**To do:**
Your task is to restate the data word for word.

**Data records:**

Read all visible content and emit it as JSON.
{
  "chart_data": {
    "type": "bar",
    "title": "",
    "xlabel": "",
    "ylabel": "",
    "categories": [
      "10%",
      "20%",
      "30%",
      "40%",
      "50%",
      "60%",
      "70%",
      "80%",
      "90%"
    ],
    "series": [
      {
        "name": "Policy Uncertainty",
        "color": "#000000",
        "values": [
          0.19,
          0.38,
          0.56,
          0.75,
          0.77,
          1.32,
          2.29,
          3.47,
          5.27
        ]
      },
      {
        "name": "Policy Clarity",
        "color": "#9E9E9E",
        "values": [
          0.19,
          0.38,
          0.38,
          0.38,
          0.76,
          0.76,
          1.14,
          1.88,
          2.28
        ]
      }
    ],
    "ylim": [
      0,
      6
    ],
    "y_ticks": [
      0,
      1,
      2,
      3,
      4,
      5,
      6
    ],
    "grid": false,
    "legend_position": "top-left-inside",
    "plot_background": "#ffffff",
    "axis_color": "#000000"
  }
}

**Answer to this problem:**
Read all visible content and emit it as JSON.
{
  "chart_data": {
    "type": "bar",
    "title": "",
    "xlabel": "",
    "ylabel": "",
    "categories": [
      "10%",
      "20%",
      "30%",
      "40%",
      "50%",
      "60%",
      "70%",
      "80%",
      "90%"
    ],
    "series": [
      {
        "name": "Policy Uncertainty",
        "color": "#000000",
        "values": [
          0.19,
          0.38,
          0.56,
          0.75,
          0.77,
          1.32,
          2.29,
          3.47,
          5.27
        ]
      },
      {
        "name": "Policy Clarity",
        "color": "#9E9E9E",
        "values": [
          0.19,
          0.38,
          0.38,
          0.38,
          0.76,
          0.76,
          1.14,
          1.88,
          2.28
        ]
      }
    ],
    "ylim": [
      0,
      6
    ],
    "y_ticks": [
      0,
      1,
      2,
      3,
      4,
      5,
      6
    ],
    "grid": false,
    "legend_position": "top-left-inside",
    "plot_background": "#ffffff",
    "axis_color": "#000000"
  }
}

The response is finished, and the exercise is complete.